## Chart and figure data
-=-=-

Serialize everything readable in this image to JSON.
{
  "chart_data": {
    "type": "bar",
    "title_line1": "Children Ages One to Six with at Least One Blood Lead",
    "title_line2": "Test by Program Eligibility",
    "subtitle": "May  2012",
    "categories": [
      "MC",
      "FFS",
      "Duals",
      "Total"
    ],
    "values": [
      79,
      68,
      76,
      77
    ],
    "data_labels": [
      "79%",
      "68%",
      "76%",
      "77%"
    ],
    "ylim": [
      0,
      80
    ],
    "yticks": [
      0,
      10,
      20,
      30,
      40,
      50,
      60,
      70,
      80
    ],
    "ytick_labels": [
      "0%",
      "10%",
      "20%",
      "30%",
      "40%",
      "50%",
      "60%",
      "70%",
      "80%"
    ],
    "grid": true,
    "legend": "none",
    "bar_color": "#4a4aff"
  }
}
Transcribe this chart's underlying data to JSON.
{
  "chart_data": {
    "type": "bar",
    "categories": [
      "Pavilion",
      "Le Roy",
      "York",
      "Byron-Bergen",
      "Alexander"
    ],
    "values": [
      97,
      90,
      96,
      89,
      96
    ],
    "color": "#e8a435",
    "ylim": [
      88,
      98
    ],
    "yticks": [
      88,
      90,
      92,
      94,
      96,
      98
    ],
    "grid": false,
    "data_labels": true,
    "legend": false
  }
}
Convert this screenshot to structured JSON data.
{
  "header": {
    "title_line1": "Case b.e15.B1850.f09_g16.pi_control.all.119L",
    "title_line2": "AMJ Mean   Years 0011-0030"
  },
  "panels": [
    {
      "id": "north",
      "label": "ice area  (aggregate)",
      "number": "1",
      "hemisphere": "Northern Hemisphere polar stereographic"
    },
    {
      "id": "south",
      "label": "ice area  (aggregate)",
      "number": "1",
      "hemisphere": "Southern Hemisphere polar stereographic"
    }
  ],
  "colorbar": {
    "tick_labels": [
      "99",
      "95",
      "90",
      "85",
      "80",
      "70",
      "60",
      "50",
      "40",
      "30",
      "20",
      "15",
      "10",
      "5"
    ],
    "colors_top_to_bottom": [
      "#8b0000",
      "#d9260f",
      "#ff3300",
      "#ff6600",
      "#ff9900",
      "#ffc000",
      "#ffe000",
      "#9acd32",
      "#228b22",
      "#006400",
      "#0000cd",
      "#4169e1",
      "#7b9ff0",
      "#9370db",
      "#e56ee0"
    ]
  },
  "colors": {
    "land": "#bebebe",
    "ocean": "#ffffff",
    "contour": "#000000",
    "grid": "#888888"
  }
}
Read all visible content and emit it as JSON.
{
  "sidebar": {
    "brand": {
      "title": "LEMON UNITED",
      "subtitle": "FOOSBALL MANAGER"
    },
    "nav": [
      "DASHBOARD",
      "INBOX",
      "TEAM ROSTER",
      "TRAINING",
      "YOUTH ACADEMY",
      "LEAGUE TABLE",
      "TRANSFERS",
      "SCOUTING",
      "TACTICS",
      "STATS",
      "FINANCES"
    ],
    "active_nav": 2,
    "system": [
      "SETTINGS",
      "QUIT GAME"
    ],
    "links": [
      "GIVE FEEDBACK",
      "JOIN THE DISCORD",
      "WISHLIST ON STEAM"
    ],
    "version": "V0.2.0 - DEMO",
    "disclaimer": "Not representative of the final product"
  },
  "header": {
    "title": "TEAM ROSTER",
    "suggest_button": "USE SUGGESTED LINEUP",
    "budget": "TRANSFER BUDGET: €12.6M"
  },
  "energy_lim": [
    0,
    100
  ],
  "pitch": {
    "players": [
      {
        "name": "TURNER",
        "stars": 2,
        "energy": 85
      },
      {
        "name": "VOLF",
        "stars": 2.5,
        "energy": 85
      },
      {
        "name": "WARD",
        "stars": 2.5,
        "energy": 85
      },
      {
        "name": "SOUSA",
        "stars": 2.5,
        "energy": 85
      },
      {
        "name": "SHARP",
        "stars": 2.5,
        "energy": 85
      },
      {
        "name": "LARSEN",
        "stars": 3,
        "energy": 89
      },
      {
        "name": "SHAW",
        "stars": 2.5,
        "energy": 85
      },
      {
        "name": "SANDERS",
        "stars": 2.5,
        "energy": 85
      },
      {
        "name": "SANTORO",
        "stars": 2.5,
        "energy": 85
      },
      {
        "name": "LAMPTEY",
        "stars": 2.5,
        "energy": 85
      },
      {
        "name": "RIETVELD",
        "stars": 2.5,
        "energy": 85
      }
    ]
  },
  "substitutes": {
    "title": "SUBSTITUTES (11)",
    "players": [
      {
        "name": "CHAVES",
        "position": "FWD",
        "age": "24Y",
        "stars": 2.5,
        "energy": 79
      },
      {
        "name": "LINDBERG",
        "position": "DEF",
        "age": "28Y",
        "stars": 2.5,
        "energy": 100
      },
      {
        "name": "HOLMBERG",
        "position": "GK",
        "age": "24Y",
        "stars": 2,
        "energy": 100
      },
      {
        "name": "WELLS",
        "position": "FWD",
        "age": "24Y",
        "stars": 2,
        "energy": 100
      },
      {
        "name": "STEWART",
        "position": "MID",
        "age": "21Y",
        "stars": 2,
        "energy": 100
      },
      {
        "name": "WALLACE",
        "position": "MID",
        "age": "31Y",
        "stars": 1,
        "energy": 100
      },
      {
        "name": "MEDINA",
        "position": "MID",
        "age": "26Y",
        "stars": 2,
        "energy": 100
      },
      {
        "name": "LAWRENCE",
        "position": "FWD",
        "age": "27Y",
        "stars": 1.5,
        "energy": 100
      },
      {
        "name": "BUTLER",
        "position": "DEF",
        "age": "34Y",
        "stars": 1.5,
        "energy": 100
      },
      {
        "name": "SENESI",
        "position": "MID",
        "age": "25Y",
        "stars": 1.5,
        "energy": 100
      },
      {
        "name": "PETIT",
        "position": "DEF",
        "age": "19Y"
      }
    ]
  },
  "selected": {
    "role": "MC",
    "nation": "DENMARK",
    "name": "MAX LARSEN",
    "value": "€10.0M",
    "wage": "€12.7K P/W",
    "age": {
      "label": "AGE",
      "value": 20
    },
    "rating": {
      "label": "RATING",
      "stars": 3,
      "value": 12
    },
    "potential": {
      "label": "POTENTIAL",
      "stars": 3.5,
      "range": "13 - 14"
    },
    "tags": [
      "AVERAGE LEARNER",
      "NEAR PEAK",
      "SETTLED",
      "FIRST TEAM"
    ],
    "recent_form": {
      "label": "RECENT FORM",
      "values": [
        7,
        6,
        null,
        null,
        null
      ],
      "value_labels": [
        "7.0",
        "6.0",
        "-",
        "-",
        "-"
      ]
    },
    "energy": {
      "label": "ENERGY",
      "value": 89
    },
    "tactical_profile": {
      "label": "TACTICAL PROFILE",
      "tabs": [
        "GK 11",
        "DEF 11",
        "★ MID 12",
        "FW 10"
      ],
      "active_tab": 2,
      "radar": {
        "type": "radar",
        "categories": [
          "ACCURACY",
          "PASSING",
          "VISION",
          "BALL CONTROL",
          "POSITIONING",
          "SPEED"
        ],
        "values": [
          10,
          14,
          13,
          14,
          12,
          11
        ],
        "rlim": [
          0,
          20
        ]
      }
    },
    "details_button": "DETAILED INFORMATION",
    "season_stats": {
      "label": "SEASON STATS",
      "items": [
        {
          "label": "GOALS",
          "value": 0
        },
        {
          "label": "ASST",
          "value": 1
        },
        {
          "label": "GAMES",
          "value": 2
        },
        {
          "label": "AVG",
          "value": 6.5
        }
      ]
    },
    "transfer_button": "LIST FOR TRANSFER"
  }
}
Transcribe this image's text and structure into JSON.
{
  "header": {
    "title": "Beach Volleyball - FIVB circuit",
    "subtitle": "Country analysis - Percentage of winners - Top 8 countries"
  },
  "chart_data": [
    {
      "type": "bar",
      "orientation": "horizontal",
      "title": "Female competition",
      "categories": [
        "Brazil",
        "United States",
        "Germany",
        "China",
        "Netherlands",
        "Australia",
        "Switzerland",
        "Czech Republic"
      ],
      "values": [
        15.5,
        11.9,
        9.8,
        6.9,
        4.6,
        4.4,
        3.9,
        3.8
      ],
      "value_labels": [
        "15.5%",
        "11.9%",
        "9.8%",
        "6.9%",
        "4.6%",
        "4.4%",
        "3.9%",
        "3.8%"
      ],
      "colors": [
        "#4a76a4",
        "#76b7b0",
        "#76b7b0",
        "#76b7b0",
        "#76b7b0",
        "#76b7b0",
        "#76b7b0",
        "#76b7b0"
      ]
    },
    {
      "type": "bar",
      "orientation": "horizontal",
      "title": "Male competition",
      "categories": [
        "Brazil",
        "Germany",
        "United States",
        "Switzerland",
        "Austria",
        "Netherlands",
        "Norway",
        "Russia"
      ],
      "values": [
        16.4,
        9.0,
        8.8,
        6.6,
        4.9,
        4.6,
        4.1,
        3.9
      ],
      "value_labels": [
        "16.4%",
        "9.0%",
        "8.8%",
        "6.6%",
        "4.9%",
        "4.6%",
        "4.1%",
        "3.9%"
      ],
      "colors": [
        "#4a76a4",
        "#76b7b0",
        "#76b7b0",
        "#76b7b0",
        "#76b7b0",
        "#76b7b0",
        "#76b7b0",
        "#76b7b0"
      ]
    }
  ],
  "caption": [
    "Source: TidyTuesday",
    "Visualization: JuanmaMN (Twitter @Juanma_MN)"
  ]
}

-=-=-

## Aim
Filter the entries down to the lines containing "this". Copy each of those lines.

## Final answer
Serialize everything readable in this image to JSON.
Transcribe this chart's underlying data to JSON.
Convert this screenshot to structured JSON data.
Transcribe this image's text and structure into JSON.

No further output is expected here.